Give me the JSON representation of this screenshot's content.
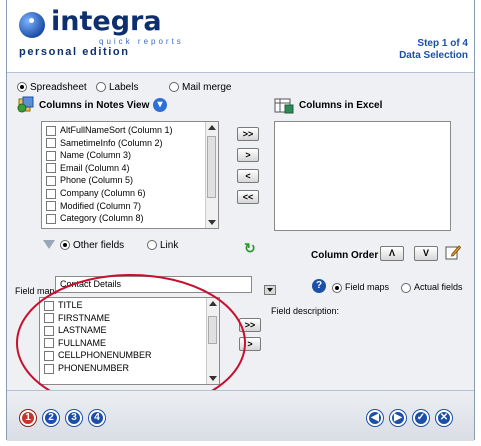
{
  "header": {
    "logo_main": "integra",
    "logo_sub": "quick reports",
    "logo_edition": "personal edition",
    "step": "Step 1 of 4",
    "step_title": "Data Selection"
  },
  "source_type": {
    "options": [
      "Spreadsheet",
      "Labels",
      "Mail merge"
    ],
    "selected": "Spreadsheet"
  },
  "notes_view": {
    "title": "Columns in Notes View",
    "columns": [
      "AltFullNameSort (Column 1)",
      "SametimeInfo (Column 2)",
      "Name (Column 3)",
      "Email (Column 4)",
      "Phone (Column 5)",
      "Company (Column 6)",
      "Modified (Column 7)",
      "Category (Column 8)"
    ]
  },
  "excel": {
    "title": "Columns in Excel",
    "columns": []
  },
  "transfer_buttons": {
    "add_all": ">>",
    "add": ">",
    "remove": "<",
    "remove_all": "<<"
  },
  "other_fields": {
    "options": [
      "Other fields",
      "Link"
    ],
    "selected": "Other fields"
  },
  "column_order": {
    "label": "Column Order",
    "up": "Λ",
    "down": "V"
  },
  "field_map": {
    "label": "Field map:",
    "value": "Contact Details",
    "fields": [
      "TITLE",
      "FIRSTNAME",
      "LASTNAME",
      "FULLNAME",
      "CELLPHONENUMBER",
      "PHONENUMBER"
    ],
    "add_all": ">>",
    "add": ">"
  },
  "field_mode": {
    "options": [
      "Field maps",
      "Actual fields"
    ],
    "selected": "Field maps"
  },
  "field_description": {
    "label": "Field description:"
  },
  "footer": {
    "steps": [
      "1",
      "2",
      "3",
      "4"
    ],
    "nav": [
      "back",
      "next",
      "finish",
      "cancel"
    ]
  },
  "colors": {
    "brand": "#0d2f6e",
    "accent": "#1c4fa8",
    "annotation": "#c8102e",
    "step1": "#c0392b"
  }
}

..............................

**Instruction**: Copy out the records above in full, exactly as written, but not the pictures.

**Solution to this problem**:
Give me the JSON representation of this screenshot's content.
{
  "header": {
    "logo_main": "integra",
    "logo_sub": "quick reports",
    "logo_edition": "personal edition",
    "step": "Step 1 of 4",
    "step_title": "Data Selection"
  },
  "source_type": {
    "options": [
      "Spreadsheet",
      "Labels",
      "Mail merge"
    ],
    "selected": "Spreadsheet"
  },
  "notes_view": {
    "title": "Columns in Notes View",
    "columns": [
      "AltFullNameSort (Column 1)",
      "SametimeInfo (Column 2)",
      "Name (Column 3)",
      "Email (Column 4)",
      "Phone (Column 5)",
      "Company (Column 6)",
      "Modified (Column 7)",
      "Category (Column 8)"
    ]
  },
  "excel": {
    "title": "Columns in Excel",
    "columns": []
  },
  "transfer_buttons": {
    "add_all": ">>",
    "add": ">",
    "remove": "<",
    "remove_all": "<<"
  },
  "other_fields": {
    "options": [
      "Other fields",
      "Link"
    ],
    "selected": "Other fields"
  },
  "column_order": {
    "label": "Column Order",
    "up": "Λ",
    "down": "V"
  },
  "field_map": {
    "label": "Field map:",
    "value": "Contact Details",
    "fields": [
      "TITLE",
      "FIRSTNAME",
      "LASTNAME",
      "FULLNAME",
      "CELLPHONENUMBER",
      "PHONENUMBER"
    ],
    "add_all": ">>",
    "add": ">"
  },
  "field_mode": {
    "options": [
      "Field maps",
      "Actual fields"
    ],
    "selected": "Field maps"
  },
  "field_description": {
    "label": "Field description:"
  },
  "footer": {
    "steps": [
      "1",
      "2",
      "3",
      "4"
    ],
    "nav": [
      "back",
      "next",
      "finish",
      "cancel"
    ]
  },
  "colors": {
    "brand": "#0d2f6e",
    "accent": "#1c4fa8",
    "annotation": "#c8102e",
    "step1": "#c0392b"
  }
}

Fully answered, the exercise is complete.